— START Data shown —

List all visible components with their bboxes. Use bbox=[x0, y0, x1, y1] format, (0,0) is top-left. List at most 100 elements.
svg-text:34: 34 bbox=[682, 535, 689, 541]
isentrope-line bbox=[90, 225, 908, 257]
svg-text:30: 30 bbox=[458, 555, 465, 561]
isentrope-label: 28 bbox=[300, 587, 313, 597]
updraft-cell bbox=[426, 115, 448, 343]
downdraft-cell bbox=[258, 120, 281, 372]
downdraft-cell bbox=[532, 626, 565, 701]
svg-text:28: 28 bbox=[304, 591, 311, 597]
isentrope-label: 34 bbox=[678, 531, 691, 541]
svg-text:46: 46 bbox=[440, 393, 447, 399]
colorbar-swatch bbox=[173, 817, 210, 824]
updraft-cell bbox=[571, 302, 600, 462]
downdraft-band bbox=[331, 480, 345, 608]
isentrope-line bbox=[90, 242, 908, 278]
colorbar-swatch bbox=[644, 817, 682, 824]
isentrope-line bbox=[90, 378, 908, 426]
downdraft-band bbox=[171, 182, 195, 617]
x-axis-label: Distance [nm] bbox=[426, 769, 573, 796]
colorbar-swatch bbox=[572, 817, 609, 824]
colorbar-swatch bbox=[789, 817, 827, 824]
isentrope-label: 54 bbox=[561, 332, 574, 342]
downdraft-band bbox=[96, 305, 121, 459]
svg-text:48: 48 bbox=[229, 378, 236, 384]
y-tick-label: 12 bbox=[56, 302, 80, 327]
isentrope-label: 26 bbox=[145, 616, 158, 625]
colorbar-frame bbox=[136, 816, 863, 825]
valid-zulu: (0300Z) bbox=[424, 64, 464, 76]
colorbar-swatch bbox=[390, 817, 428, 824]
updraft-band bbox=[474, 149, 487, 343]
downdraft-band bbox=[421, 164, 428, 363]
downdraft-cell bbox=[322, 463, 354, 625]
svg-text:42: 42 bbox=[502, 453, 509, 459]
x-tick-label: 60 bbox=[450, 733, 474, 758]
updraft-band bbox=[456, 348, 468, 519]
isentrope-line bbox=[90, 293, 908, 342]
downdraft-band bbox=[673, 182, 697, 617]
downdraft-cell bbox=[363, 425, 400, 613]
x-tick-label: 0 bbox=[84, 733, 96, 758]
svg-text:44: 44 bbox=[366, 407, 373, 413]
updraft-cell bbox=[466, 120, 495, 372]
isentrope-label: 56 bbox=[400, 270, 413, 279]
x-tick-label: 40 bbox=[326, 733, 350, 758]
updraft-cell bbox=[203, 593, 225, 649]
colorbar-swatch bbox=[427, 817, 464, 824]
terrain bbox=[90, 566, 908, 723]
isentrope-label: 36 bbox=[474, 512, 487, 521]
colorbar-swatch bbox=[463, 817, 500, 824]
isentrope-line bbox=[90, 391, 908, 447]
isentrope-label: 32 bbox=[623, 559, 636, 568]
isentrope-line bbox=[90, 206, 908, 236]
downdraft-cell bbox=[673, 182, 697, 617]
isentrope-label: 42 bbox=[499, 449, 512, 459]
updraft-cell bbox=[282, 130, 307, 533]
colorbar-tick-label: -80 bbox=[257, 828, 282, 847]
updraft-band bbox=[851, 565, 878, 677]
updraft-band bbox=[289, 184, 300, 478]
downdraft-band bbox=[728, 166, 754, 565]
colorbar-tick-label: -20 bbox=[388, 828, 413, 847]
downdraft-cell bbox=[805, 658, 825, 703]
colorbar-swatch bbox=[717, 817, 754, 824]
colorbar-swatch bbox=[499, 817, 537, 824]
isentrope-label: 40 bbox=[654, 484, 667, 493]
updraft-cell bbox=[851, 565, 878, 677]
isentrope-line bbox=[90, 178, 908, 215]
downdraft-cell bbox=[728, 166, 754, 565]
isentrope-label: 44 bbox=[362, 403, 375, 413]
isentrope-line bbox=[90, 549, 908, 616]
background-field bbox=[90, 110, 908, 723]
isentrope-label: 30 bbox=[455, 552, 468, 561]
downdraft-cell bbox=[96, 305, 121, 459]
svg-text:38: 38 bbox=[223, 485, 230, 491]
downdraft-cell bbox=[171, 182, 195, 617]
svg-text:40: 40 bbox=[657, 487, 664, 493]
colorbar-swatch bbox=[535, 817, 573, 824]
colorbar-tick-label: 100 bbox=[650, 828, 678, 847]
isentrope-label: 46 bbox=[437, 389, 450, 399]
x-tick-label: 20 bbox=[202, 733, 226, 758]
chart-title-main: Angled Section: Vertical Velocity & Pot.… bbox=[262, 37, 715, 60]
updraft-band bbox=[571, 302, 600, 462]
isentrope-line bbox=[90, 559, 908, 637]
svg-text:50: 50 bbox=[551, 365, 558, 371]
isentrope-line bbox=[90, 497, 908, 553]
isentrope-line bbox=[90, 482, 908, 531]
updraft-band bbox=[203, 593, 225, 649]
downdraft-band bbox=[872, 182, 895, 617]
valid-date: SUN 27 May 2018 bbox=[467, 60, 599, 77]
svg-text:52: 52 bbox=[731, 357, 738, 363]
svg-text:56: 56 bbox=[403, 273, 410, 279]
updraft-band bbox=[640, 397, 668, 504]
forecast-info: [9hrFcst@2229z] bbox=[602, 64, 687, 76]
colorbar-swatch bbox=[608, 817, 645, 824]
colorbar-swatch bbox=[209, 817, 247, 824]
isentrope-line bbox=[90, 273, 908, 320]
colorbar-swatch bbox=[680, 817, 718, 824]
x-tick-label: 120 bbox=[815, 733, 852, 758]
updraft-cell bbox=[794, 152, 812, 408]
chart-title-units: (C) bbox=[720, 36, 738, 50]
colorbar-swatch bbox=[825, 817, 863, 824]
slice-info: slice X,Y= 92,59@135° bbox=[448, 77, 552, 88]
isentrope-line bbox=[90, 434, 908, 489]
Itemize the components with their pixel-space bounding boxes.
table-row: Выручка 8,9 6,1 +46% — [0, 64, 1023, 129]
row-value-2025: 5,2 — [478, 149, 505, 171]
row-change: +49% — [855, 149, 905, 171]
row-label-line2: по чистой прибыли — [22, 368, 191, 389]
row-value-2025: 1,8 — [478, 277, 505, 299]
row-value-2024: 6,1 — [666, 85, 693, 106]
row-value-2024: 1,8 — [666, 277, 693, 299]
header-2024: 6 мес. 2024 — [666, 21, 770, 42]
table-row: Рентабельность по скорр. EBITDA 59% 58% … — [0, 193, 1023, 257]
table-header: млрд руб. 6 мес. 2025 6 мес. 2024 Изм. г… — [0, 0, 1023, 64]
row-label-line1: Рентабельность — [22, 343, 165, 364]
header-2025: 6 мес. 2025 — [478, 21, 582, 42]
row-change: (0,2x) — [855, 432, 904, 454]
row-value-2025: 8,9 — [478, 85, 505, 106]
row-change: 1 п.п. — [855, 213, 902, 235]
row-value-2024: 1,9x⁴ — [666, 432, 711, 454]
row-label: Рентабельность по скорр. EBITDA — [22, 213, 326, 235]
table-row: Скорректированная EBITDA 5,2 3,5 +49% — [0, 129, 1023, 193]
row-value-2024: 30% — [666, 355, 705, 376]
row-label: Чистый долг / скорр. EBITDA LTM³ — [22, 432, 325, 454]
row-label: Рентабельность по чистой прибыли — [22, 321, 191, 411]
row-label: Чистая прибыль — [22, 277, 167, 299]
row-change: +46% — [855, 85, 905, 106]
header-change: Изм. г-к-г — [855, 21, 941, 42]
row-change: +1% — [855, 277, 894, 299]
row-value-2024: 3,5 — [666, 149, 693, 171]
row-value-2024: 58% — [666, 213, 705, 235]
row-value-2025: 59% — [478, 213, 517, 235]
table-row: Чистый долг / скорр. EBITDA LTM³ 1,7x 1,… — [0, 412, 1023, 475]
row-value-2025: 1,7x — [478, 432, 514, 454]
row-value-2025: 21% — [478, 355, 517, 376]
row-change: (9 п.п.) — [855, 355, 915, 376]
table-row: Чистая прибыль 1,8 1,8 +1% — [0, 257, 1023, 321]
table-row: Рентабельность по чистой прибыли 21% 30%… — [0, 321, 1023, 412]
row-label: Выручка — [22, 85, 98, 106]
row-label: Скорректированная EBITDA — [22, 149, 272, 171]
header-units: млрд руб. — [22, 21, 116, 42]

— END Data shown —

### What to do
Render everything from the start of the records down to the line containing "svg-text:28: 28 bbox=[304, 591, 311, 597]", inclusive, as a Markdown table with the columns "Row" and "Line", numbering each line and omitting blank lines.

### Answer for the task
| Row | Line |
|---|---|
| 1 | List all visible components with their bboxes. Use bbox=[x0, y0, x1, y1] format, (0,0) is top-left. List at most 100 elements. |
| 2 | svg-text:34: 34 bbox=[682, 535, 689, 541] |
| 3 | isentrope-line bbox=[90, 225, 908, 257] |
| 4 | svg-text:30: 30 bbox=[458, 555, 465, 561] |
| 5 | isentrope-label: 28 bbox=[300, 587, 313, 597] |
| 6 | updraft-cell bbox=[426, 115, 448, 343] |
| 7 | downdraft-cell bbox=[258, 120, 281, 372] |
| 8 | downdraft-cell bbox=[532, 626, 565, 701] |
| 9 | svg-text:28: 28 bbox=[304, 591, 311, 597] |